### Stored rows ###
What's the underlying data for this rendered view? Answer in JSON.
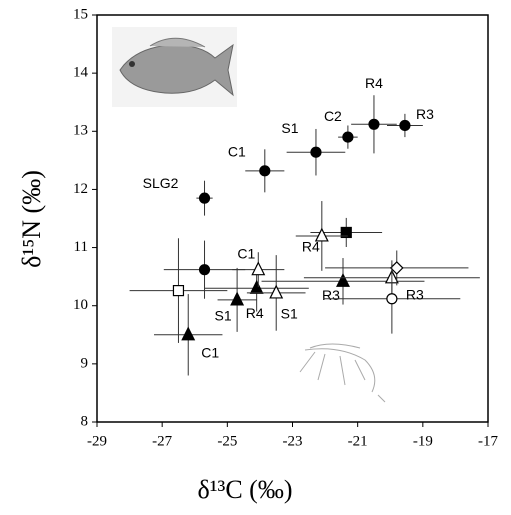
{
  "chart_data": {
    "type": "scatter",
    "xlabel": "δ¹³C (‰)",
    "ylabel": "δ¹⁵N (‰)",
    "xlim": [
      -29,
      -17
    ],
    "xticks": [
      -29,
      -27,
      -25,
      -23,
      -21,
      -19,
      -17
    ],
    "ylim": [
      8,
      15
    ],
    "yticks": [
      8,
      9,
      10,
      11,
      12,
      13,
      14,
      15
    ],
    "series": [
      {
        "marker": "circle",
        "fill": "#000000",
        "x": [
          -25.7,
          -23.85,
          -22.28,
          -21.3,
          -20.5,
          -19.55,
          -25.7
        ],
        "y": [
          11.85,
          12.32,
          12.64,
          12.9,
          13.12,
          13.1,
          10.62
        ],
        "xerr": [
          0.25,
          0.6,
          0.9,
          0.3,
          0.7,
          0.55,
          1.25
        ],
        "yerr": [
          0.3,
          0.37,
          0.4,
          0.2,
          0.5,
          0.2,
          0.5
        ],
        "labels": [
          "SLG2",
          "C1",
          "S1",
          "C2",
          "R4",
          "R3",
          null
        ]
      },
      {
        "marker": "square",
        "fill": "#000000",
        "x": [
          -21.35
        ],
        "y": [
          11.26
        ],
        "xerr": [
          1.1
        ],
        "yerr": [
          0.25
        ],
        "labels": [
          null
        ]
      },
      {
        "marker": "square",
        "fill": "#ffffff",
        "x": [
          -26.5
        ],
        "y": [
          10.26
        ],
        "xerr": [
          1.5
        ],
        "yerr": [
          0.9
        ],
        "labels": [
          null
        ]
      },
      {
        "marker": "triangle",
        "fill": "#000000",
        "x": [
          -26.2,
          -24.7,
          -24.1,
          -21.45
        ],
        "y": [
          9.5,
          10.1,
          10.3,
          10.42
        ],
        "xerr": [
          1.05,
          0.6,
          1.6,
          2.5
        ],
        "yerr": [
          0.7,
          0.55,
          0.4,
          0.4
        ],
        "labels": [
          "C1",
          "S1",
          "R4",
          "R3"
        ]
      },
      {
        "marker": "triangle",
        "fill": "#ffffff",
        "x": [
          -24.05,
          -23.5,
          -22.1,
          -19.95
        ],
        "y": [
          10.62,
          10.22,
          11.2,
          10.48
        ],
        "xerr": [
          0.8,
          0.9,
          0.8,
          2.7
        ],
        "yerr": [
          0.3,
          0.65,
          0.6,
          0.3
        ],
        "labels": [
          "C1",
          "S1",
          "R4",
          null
        ]
      },
      {
        "marker": "diamond",
        "fill": "#ffffff",
        "x": [
          -19.8
        ],
        "y": [
          10.65
        ],
        "xerr": [
          2.2
        ],
        "yerr": [
          0.3
        ],
        "labels": [
          null
        ]
      },
      {
        "marker": "circle",
        "fill": "#ffffff",
        "x": [
          -19.95
        ],
        "y": [
          10.12
        ],
        "xerr": [
          2.1
        ],
        "yerr": [
          0.6
        ],
        "labels": [
          "R3"
        ]
      }
    ]
  }
}
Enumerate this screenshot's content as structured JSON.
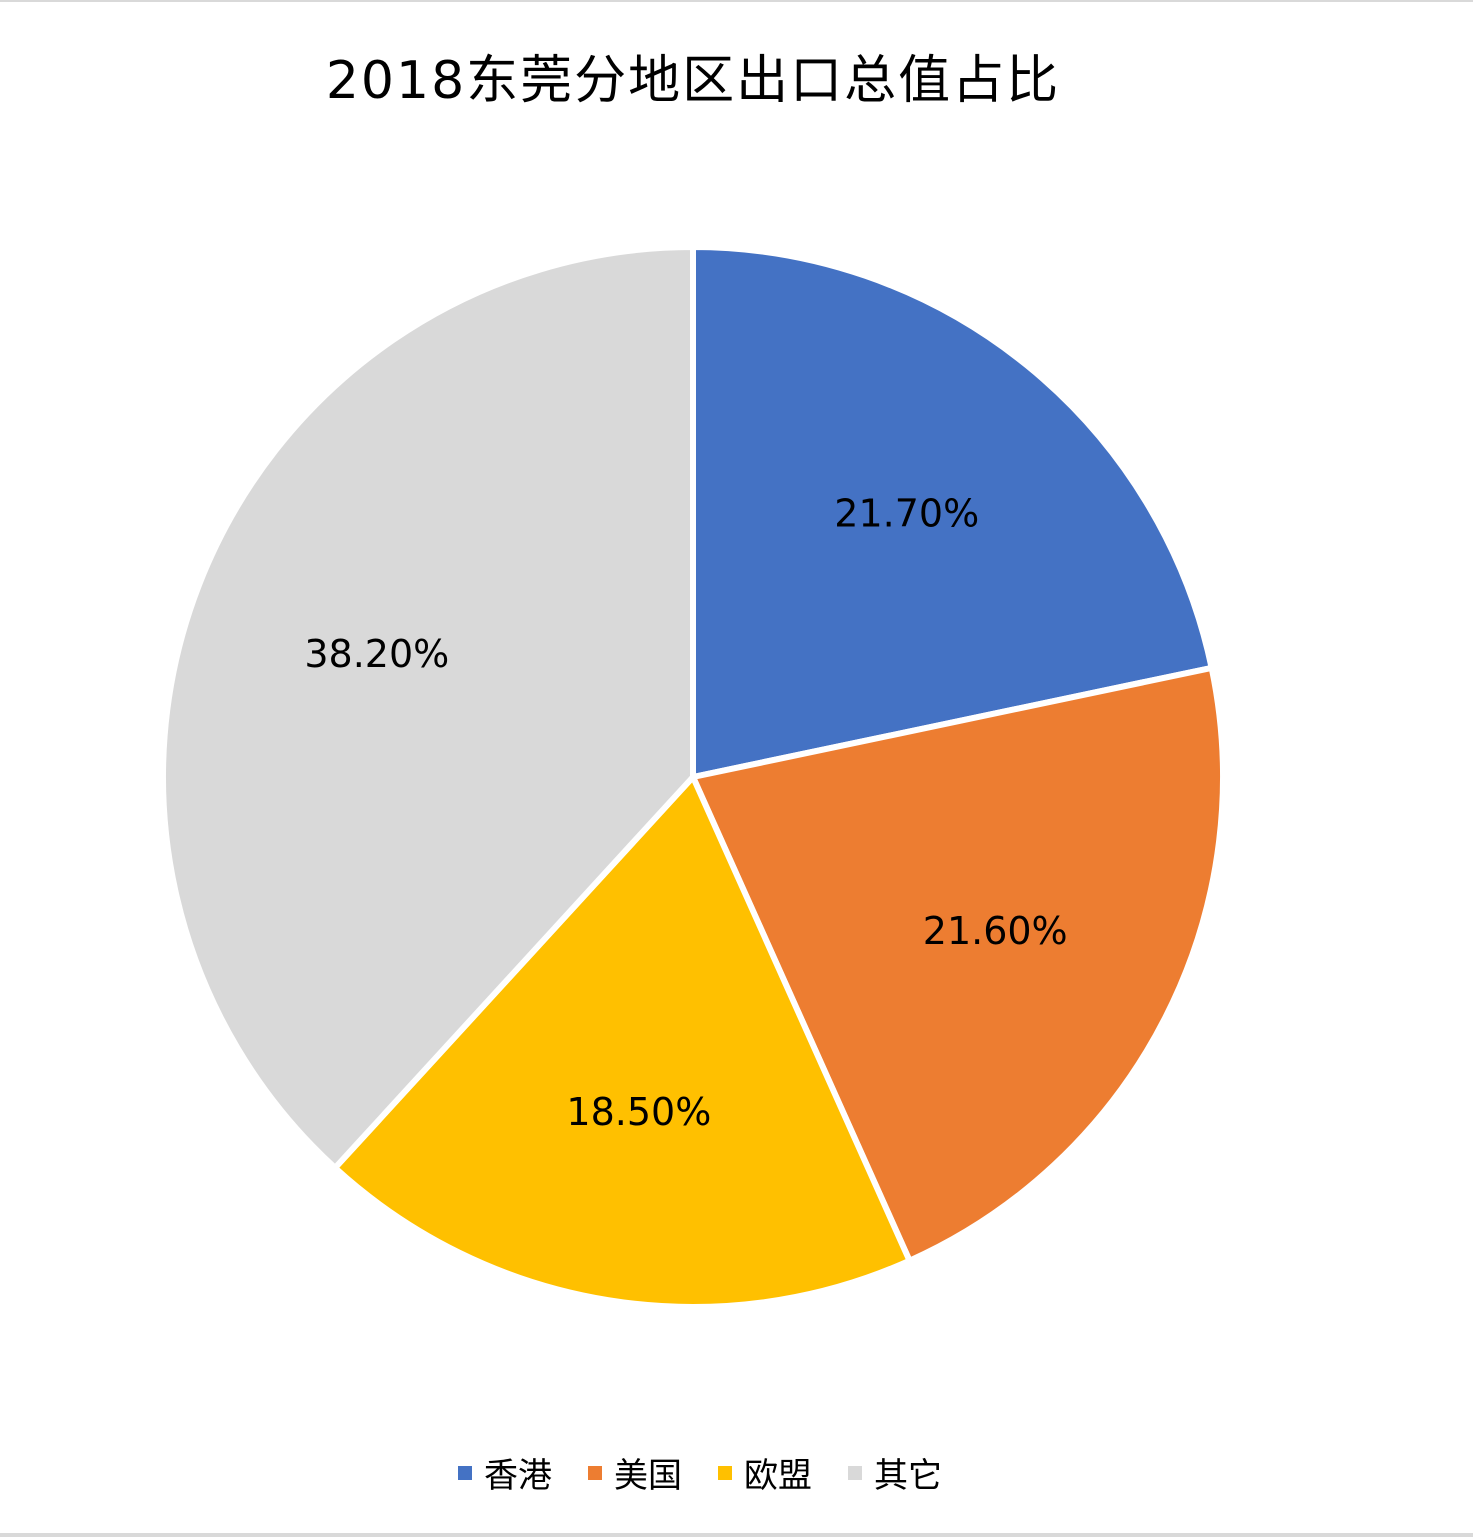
###
** Written instruction **
Your task is to copy the entries in full and exactly, without any images.

** Answer to the problem **
What's the underlying data for this rendered view? Answer in JSON.
{
  "chart_data": {
    "type": "scatter",
    "xlabel": "δ¹³C (‰)",
    "ylabel": "δ¹⁵N (‰)",
    "xlim": [
      -29,
      -17
    ],
    "xticks": [
      -29,
      -27,
      -25,
      -23,
      -21,
      -19,
      -17
    ],
    "ylim": [
      8,
      15
    ],
    "yticks": [
      8,
      9,
      10,
      11,
      12,
      13,
      14,
      15
    ],
    "series": [
      {
        "marker": "circle",
        "fill": "#000000",
        "x": [
          -25.7,
          -23.85,
          -22.28,
          -21.3,
          -20.5,
          -19.55,
          -25.7
        ],
        "y": [
          11.85,
          12.32,
          12.64,
          12.9,
          13.12,
          13.1,
          10.62
        ],
        "xerr": [
          0.25,
          0.6,
          0.9,
          0.3,
          0.7,
          0.55,
          1.25
        ],
        "yerr": [
          0.3,
          0.37,
          0.4,
          0.2,
          0.5,
          0.2,
          0.5
        ],
        "labels": [
          "SLG2",
          "C1",
          "S1",
          "C2",
          "R4",
          "R3",
          null
        ]
      },
      {
        "marker": "square",
        "fill": "#000000",
        "x": [
          -21.35
        ],
        "y": [
          11.26
        ],
        "xerr": [
          1.1
        ],
        "yerr": [
          0.25
        ],
        "labels": [
          null
        ]
      },
      {
        "marker": "square",
        "fill": "#ffffff",
        "x": [
          -26.5
        ],
        "y": [
          10.26
        ],
        "xerr": [
          1.5
        ],
        "yerr": [
          0.9
        ],
        "labels": [
          null
        ]
      },
      {
        "marker": "triangle",
        "fill": "#000000",
        "x": [
          -26.2,
          -24.7,
          -24.1,
          -21.45
        ],
        "y": [
          9.5,
          10.1,
          10.3,
          10.42
        ],
        "xerr": [
          1.05,
          0.6,
          1.6,
          2.5
        ],
        "yerr": [
          0.7,
          0.55,
          0.4,
          0.4
        ],
        "labels": [
          "C1",
          "S1",
          "R4",
          "R3"
        ]
      },
      {
        "marker": "triangle",
        "fill": "#ffffff",
        "x": [
          -24.05,
          -23.5,
          -22.1,
          -19.95
        ],
        "y": [
          10.62,
          10.22,
          11.2,
          10.48
        ],
        "xerr": [
          0.8,
          0.9,
          0.8,
          2.7
        ],
        "yerr": [
          0.3,
          0.65,
          0.6,
          0.3
        ],
        "labels": [
          "C1",
          "S1",
          "R4",
          null
        ]
      },
      {
        "marker": "diamond",
        "fill": "#ffffff",
        "x": [
          -19.8
        ],
        "y": [
          10.65
        ],
        "xerr": [
          2.2
        ],
        "yerr": [
          0.3
        ],
        "labels": [
          null
        ]
      },
      {
        "marker": "circle",
        "fill": "#ffffff",
        "x": [
          -19.95
        ],
        "y": [
          10.12
        ],
        "xerr": [
          2.1
        ],
        "yerr": [
          0.6
        ],
        "labels": [
          "R3"
        ]
      }
    ]
  }
}
Enumerate this screenshot's content as structured JSON.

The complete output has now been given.